→ **TASK OBJECTIVE**:
Images appear in the records below; leave them out and repeat everything else exactly.

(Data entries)
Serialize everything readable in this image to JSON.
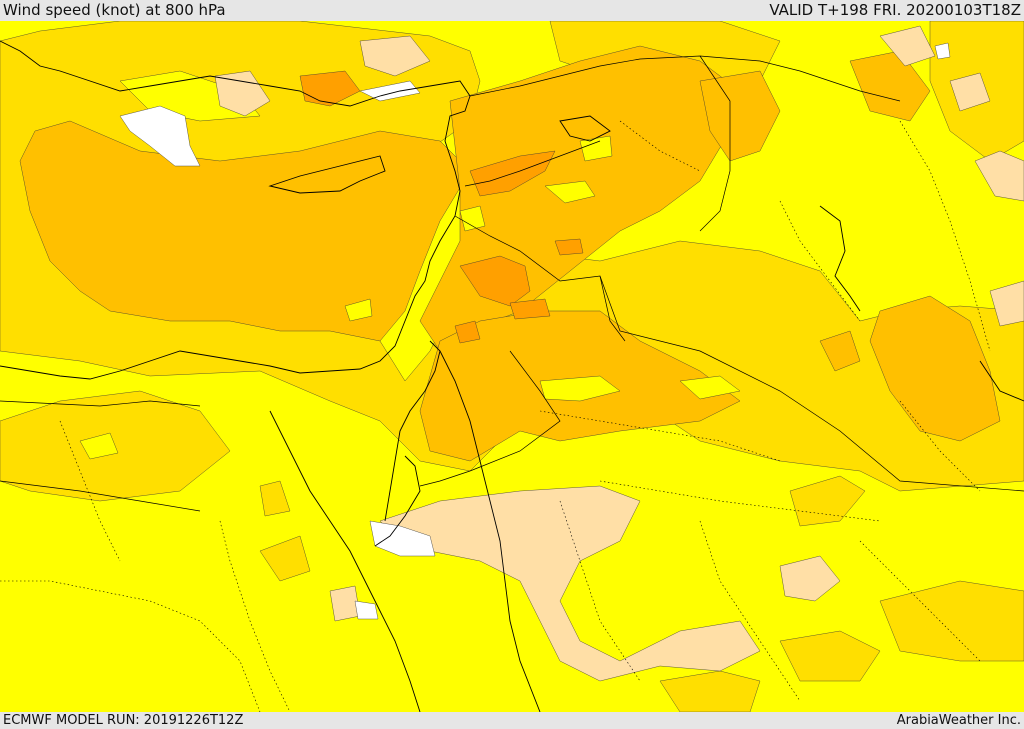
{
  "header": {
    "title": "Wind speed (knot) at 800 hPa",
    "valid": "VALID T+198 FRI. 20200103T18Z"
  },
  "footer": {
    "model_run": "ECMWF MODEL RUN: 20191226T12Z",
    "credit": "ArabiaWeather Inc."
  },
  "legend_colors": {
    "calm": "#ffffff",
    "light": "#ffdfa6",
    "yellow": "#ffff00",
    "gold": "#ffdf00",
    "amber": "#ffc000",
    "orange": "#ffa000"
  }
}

→ **EXERCISE SOLUTION**:
Serialize everything readable in this image to JSON.
{
  "header": {
    "title": "Wind speed (knot) at 800 hPa",
    "valid": "VALID T+198 FRI. 20200103T18Z"
  },
  "footer": {
    "model_run": "ECMWF MODEL RUN: 20191226T12Z",
    "credit": "ArabiaWeather Inc."
  },
  "legend_colors": {
    "calm": "#ffffff",
    "light": "#ffdfa6",
    "yellow": "#ffff00",
    "gold": "#ffdf00",
    "amber": "#ffc000",
    "orange": "#ffa000"
  }
}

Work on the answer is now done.